▶ **Raw records**

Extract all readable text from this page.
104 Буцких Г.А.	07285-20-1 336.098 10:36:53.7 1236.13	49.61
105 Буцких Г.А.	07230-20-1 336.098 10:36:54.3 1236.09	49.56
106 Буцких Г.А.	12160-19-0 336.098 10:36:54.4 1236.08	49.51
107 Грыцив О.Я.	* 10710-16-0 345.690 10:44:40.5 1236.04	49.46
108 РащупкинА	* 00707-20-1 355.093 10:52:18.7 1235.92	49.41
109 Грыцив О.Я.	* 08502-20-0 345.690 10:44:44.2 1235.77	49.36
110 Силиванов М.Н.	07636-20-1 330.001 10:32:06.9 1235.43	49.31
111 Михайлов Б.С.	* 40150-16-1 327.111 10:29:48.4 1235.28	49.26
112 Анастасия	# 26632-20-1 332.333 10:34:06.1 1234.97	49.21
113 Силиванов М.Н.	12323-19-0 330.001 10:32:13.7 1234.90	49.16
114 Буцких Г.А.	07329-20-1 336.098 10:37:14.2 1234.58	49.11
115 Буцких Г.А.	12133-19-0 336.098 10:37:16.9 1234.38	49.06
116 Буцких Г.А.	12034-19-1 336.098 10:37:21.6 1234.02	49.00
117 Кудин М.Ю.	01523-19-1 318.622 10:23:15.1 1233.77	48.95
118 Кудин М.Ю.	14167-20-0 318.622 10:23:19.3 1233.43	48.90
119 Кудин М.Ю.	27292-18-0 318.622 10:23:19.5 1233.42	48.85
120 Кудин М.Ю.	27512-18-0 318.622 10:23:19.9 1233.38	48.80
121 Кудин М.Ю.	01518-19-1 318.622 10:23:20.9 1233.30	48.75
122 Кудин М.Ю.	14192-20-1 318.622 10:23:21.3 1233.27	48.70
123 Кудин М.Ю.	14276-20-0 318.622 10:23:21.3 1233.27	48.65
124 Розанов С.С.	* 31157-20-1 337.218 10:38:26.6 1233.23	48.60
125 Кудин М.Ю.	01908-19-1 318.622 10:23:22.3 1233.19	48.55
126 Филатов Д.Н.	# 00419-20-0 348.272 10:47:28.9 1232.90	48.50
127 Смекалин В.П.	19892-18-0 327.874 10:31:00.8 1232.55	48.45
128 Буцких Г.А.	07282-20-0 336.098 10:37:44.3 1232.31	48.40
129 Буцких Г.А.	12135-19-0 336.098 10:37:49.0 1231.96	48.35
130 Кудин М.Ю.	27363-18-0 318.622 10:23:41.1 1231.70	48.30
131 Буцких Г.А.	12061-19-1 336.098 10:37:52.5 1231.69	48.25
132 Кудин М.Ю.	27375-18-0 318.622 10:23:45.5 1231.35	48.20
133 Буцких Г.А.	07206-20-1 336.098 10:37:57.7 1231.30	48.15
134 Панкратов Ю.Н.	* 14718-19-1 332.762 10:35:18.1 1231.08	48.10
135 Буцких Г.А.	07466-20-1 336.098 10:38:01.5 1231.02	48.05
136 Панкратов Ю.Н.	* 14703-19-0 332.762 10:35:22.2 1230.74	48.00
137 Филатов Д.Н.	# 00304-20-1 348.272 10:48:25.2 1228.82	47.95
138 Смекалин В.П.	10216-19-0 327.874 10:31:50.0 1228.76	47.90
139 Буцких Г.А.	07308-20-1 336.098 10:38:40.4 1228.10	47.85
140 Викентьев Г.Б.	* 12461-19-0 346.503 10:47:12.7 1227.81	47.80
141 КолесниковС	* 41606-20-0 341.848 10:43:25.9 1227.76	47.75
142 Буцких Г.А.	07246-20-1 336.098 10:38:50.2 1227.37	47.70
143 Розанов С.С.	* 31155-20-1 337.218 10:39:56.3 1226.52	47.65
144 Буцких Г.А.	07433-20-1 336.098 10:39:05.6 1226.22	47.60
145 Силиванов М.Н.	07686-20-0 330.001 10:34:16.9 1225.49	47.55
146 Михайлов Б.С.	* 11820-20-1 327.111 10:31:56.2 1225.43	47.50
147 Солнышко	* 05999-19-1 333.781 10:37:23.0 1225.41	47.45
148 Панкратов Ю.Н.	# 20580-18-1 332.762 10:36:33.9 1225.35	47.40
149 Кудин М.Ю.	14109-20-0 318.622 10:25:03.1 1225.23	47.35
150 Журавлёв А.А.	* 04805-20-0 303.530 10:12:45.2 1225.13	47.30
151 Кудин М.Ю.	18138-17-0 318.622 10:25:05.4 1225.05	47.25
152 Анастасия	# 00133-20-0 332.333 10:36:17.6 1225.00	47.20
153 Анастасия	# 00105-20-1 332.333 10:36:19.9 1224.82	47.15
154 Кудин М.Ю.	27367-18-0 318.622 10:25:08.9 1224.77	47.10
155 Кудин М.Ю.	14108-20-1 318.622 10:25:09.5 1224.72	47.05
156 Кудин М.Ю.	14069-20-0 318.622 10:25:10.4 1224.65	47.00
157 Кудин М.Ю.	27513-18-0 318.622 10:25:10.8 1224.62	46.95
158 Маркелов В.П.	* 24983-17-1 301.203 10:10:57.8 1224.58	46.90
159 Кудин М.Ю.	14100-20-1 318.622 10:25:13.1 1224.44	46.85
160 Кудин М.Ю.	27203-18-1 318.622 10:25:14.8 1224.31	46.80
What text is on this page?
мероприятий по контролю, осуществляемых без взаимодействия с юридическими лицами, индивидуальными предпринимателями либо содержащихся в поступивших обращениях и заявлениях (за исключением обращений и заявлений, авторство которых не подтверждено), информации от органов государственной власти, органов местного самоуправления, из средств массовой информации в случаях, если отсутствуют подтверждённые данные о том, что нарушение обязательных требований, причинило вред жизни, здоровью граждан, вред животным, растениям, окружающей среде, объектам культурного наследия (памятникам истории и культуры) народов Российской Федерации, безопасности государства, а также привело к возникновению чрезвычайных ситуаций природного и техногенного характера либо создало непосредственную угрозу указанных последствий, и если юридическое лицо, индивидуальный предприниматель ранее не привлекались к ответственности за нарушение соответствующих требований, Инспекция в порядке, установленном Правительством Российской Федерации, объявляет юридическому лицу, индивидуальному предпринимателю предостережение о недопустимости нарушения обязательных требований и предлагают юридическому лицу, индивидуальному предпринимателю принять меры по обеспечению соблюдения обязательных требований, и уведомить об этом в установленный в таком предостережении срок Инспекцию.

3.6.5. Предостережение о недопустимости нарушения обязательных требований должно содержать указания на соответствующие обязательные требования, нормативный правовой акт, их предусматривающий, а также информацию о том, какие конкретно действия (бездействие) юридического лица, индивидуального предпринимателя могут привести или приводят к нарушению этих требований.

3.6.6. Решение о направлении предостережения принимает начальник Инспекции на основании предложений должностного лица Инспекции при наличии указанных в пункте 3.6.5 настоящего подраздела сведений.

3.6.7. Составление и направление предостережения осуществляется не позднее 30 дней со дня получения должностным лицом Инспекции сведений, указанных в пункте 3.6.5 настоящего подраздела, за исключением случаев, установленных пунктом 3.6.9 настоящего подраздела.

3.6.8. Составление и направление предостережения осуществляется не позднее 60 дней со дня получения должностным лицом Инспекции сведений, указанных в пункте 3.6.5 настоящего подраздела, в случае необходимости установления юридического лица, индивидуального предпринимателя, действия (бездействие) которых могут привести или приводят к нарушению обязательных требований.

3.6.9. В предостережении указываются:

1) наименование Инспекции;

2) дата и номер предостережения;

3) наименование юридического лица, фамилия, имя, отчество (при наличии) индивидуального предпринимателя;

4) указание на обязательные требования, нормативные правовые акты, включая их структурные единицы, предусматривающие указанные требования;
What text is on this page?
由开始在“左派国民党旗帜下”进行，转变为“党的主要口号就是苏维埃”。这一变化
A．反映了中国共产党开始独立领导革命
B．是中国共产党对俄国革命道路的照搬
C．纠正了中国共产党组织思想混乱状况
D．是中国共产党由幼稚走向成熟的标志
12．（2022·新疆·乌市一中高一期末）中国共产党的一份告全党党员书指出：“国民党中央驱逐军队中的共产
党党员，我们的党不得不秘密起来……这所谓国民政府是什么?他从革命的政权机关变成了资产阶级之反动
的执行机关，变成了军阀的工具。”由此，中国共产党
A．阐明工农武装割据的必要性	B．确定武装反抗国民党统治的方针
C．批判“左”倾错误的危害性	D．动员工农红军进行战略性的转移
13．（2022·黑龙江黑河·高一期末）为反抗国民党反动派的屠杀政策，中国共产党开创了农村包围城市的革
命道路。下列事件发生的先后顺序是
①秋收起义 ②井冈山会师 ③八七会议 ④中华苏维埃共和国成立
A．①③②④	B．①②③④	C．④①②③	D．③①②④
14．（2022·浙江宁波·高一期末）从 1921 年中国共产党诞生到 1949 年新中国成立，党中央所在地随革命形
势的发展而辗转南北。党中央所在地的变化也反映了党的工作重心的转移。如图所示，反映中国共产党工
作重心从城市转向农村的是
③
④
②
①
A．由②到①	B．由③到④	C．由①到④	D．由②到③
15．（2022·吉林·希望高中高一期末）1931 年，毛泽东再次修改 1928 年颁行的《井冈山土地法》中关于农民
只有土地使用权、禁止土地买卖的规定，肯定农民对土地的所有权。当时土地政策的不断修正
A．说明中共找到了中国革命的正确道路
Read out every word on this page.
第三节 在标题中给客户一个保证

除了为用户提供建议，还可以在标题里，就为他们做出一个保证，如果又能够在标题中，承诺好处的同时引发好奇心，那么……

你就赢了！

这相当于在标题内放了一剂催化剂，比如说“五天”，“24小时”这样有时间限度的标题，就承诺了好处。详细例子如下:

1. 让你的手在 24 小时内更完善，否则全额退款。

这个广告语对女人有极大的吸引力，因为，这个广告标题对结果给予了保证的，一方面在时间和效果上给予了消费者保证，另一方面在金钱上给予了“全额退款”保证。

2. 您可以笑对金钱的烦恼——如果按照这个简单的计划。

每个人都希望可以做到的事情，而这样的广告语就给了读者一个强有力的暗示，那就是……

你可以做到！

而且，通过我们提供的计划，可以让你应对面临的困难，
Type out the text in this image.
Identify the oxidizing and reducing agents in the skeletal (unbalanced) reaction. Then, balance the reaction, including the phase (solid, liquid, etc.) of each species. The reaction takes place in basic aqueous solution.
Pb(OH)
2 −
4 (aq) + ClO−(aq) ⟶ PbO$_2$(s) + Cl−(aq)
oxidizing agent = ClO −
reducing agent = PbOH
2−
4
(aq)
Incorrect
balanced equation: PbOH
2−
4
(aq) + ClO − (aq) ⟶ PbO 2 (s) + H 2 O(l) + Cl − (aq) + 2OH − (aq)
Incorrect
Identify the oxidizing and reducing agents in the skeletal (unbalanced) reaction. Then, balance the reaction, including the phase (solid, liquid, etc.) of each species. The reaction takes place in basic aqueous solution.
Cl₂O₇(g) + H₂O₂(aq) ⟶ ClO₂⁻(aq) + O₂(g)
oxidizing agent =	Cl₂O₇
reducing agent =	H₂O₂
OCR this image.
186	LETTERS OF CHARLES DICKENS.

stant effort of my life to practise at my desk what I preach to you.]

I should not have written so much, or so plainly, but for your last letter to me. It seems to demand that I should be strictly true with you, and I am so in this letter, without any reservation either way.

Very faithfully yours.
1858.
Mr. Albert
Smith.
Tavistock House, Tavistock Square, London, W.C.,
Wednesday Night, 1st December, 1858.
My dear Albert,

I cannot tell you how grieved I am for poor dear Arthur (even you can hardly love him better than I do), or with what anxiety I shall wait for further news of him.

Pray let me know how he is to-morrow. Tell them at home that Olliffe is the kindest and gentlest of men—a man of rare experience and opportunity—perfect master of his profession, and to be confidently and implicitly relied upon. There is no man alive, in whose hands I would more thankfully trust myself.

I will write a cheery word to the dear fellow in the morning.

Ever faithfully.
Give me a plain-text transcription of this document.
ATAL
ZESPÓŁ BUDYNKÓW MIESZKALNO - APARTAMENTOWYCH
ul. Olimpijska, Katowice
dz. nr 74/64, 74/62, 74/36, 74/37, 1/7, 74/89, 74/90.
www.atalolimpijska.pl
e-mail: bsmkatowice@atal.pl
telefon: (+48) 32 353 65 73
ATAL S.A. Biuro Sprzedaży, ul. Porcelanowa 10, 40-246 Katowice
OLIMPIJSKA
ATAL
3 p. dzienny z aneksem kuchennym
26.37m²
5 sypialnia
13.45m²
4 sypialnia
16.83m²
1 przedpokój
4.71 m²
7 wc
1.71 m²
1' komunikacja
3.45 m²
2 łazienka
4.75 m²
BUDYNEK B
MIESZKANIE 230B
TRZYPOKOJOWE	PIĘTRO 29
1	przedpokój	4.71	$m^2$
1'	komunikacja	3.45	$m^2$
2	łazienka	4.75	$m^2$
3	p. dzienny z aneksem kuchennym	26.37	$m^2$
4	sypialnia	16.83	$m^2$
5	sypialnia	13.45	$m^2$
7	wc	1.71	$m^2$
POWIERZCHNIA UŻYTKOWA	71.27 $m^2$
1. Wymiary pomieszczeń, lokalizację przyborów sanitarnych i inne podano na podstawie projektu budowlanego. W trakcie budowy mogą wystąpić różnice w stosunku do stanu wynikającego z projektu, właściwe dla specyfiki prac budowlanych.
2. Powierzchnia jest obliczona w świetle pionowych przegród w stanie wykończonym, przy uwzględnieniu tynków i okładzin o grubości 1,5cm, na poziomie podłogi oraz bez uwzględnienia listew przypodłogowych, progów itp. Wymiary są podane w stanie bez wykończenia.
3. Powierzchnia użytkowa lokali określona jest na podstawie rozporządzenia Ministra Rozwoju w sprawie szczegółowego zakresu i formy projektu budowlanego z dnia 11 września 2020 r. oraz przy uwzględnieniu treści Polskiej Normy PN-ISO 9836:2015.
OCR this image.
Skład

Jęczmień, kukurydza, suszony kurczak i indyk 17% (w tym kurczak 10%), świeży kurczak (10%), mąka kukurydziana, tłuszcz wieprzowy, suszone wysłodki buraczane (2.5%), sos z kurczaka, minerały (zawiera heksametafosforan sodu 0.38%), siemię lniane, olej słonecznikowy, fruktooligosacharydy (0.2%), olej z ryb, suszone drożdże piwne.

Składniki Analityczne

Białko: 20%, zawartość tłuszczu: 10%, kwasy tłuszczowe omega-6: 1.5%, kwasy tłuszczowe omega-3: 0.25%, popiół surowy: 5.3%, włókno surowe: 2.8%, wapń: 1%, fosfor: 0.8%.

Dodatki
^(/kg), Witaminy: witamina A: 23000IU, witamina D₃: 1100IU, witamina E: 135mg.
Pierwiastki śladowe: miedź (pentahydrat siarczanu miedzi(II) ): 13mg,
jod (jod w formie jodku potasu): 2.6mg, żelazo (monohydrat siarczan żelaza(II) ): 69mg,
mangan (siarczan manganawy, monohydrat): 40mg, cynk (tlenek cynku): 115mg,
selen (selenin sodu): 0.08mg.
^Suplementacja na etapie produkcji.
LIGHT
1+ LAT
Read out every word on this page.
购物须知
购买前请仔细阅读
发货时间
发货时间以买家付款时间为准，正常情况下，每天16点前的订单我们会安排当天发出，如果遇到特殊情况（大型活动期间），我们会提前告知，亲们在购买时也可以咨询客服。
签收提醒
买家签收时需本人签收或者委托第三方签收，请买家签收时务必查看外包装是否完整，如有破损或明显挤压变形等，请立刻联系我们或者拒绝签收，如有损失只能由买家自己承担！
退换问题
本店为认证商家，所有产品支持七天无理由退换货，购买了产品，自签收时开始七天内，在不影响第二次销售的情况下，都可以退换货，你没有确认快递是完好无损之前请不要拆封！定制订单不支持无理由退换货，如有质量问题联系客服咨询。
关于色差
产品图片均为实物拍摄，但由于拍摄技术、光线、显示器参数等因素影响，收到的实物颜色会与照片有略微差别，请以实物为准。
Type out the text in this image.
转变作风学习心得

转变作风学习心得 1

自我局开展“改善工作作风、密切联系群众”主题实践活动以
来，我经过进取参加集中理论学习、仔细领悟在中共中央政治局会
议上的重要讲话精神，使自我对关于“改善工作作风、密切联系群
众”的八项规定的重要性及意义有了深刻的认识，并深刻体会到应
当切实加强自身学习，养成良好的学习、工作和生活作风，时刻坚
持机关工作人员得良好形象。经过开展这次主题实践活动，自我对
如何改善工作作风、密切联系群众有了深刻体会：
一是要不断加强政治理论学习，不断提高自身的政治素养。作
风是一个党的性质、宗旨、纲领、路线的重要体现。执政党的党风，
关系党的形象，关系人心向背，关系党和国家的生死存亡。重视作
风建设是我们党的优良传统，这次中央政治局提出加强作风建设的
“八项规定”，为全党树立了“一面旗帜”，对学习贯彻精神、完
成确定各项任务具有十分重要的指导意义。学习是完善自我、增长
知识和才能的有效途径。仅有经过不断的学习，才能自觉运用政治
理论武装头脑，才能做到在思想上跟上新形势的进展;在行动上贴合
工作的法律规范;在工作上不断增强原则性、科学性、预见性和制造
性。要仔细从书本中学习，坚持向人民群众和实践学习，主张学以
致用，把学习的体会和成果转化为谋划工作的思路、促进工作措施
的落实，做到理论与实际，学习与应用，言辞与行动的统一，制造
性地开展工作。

▶ **Requirements**
Scan the material line by line and report each one that contains "наличии".

▶ **Exercise solution**
3.6.6. Решение о направлении предостережения принимает начальник Инспекции на основании предложений должностного лица Инспекции при наличии указанных в пункте 3.6.5 настоящего подраздела сведений.
3) наименование юридического лица, фамилия, имя, отчество (при наличии) индивидуального предпринимателя;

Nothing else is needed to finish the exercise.